■ **INSTRUCTION**
Everything from the line containing "Decode this image" through the final line of the records must be transcribed verbatim; nothing else belongs in the result.
--------------------------------
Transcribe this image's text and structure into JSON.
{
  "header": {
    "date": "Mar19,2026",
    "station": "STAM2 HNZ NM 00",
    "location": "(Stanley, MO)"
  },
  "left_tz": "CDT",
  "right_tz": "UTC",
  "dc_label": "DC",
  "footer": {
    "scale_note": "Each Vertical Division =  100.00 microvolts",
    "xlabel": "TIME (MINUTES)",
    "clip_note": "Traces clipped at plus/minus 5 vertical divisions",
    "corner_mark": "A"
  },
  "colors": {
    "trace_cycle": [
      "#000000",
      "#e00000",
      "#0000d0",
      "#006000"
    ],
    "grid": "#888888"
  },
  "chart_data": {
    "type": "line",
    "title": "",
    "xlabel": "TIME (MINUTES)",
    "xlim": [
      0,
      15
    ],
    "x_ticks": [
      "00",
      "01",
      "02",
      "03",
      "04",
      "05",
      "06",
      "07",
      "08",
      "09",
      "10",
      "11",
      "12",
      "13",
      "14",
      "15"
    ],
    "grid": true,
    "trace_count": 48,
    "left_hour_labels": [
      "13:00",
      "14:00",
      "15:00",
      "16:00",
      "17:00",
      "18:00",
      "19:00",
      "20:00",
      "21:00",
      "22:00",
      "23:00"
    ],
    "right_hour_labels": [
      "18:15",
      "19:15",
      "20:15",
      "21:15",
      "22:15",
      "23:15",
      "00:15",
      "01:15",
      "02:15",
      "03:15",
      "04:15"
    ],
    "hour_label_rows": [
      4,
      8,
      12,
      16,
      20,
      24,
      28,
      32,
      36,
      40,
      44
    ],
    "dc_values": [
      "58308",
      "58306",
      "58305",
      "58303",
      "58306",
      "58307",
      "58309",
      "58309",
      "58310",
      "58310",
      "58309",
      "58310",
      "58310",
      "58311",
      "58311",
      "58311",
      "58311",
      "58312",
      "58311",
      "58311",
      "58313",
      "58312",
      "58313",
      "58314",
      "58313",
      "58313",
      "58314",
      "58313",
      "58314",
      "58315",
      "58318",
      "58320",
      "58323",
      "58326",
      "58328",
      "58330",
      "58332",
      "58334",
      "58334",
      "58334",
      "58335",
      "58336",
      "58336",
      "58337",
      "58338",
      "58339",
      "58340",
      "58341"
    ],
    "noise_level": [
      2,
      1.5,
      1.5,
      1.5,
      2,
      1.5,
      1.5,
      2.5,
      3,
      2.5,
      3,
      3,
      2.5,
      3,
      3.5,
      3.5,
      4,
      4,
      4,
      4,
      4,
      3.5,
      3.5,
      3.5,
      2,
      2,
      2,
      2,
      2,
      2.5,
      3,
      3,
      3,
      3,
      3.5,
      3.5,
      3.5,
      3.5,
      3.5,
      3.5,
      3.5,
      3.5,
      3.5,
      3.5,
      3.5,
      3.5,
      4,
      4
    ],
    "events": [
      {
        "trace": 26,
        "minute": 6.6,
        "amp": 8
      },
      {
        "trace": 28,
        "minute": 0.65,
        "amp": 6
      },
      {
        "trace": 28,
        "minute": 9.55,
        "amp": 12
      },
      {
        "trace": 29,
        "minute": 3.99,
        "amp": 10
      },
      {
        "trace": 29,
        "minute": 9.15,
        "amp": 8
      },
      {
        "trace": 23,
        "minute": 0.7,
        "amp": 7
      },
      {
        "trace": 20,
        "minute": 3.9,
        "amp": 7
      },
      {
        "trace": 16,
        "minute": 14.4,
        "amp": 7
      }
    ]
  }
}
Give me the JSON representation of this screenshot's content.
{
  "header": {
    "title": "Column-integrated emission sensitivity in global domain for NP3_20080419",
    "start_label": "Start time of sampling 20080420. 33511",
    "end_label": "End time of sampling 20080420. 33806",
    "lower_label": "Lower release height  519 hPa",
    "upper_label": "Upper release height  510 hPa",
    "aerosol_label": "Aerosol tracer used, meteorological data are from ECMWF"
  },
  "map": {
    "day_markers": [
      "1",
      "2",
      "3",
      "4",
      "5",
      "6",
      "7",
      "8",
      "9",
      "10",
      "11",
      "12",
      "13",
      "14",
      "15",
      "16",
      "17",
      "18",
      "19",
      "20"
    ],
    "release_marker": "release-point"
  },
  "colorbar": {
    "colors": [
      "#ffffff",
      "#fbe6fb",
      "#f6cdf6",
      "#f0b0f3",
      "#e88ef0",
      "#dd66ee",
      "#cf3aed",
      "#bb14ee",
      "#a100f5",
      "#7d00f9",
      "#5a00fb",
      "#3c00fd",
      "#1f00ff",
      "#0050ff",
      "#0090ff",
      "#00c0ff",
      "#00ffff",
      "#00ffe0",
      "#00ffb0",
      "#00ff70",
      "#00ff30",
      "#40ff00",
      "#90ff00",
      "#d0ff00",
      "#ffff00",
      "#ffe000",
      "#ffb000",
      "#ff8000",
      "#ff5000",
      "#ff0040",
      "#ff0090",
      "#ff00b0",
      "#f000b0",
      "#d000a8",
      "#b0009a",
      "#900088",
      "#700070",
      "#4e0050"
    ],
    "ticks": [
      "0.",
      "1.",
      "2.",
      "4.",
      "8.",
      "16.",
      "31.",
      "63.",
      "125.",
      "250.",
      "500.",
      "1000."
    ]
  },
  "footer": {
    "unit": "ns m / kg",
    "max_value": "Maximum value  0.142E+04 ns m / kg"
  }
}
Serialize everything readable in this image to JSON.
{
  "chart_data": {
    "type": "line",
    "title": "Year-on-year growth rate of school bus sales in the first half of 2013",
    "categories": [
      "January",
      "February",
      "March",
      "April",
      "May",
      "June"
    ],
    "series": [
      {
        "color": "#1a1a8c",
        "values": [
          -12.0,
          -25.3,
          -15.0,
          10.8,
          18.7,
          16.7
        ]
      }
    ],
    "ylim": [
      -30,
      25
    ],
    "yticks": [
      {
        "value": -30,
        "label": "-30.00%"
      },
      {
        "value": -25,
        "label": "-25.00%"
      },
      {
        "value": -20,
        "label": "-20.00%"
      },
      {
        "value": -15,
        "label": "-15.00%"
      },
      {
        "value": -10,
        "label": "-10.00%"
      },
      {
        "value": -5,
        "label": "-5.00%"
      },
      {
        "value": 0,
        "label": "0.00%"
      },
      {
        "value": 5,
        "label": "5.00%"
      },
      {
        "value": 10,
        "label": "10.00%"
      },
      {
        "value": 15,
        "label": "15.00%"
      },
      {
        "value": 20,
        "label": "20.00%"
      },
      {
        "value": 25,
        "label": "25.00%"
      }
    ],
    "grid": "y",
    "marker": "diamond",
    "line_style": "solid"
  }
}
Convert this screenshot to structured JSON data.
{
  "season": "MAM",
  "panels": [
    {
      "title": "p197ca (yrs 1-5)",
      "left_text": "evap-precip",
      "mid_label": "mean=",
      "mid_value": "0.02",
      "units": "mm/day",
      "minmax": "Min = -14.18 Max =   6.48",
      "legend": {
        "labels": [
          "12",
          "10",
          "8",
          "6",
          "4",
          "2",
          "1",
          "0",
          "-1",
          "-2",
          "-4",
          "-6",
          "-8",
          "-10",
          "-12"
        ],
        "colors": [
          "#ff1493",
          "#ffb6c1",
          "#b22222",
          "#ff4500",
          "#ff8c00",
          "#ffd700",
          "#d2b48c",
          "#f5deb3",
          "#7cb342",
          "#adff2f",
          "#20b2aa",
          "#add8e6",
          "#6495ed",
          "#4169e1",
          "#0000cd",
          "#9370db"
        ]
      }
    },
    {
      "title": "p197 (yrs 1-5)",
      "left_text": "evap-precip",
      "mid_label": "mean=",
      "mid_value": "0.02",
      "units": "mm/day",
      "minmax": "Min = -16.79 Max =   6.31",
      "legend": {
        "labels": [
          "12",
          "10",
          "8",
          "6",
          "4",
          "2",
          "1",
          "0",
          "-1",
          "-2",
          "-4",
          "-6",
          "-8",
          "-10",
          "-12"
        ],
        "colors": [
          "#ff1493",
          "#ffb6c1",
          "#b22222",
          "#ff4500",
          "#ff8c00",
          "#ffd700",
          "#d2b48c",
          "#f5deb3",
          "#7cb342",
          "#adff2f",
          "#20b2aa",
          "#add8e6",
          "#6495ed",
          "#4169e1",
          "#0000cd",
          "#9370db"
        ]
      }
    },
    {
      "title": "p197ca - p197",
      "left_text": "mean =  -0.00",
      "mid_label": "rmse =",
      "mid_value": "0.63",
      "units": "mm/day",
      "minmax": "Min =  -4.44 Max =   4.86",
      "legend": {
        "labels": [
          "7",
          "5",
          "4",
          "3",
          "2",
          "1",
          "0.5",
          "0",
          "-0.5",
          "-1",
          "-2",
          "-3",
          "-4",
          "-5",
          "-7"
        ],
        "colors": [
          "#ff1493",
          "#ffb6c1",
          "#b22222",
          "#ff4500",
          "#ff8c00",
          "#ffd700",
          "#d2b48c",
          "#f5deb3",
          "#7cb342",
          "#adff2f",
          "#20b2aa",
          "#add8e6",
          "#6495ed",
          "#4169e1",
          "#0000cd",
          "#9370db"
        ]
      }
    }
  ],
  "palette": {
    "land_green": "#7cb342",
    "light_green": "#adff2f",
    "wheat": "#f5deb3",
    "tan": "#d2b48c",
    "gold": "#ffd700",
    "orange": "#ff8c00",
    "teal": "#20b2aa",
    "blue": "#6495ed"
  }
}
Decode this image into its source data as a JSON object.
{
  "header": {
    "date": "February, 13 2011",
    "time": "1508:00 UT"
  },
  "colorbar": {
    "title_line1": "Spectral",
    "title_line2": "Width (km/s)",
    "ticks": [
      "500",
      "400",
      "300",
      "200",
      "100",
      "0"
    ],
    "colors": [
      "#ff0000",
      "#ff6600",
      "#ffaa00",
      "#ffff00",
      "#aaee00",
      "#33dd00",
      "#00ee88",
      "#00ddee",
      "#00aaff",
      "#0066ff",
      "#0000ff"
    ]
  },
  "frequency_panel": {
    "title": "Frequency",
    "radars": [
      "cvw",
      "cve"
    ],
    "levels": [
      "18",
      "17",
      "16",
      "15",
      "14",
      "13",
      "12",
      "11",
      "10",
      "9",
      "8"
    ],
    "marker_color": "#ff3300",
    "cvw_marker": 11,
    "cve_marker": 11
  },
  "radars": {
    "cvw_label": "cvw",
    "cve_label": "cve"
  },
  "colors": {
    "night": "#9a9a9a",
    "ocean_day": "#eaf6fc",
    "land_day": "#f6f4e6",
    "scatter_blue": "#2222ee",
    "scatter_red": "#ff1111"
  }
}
--------------------------------
■ **THE RESULT**
Decode this image into its source data as a JSON object.
{
  "header": {
    "date": "February, 13 2011",
    "time": "1508:00 UT"
  },
  "colorbar": {
    "title_line1": "Spectral",
    "title_line2": "Width (km/s)",
    "ticks": [
      "500",
      "400",
      "300",
      "200",
      "100",
      "0"
    ],
    "colors": [
      "#ff0000",
      "#ff6600",
      "#ffaa00",
      "#ffff00",
      "#aaee00",
      "#33dd00",
      "#00ee88",
      "#00ddee",
      "#00aaff",
      "#0066ff",
      "#0000ff"
    ]
  },
  "frequency_panel": {
    "title": "Frequency",
    "radars": [
      "cvw",
      "cve"
    ],
    "levels": [
      "18",
      "17",
      "16",
      "15",
      "14",
      "13",
      "12",
      "11",
      "10",
      "9",
      "8"
    ],
    "marker_color": "#ff3300",
    "cvw_marker": 11,
    "cve_marker": 11
  },
  "radars": {
    "cvw_label": "cvw",
    "cve_label": "cve"
  },
  "colors": {
    "night": "#9a9a9a",
    "ocean_day": "#eaf6fc",
    "land_day": "#f6f4e6",
    "scatter_blue": "#2222ee",
    "scatter_red": "#ff1111"
  }
}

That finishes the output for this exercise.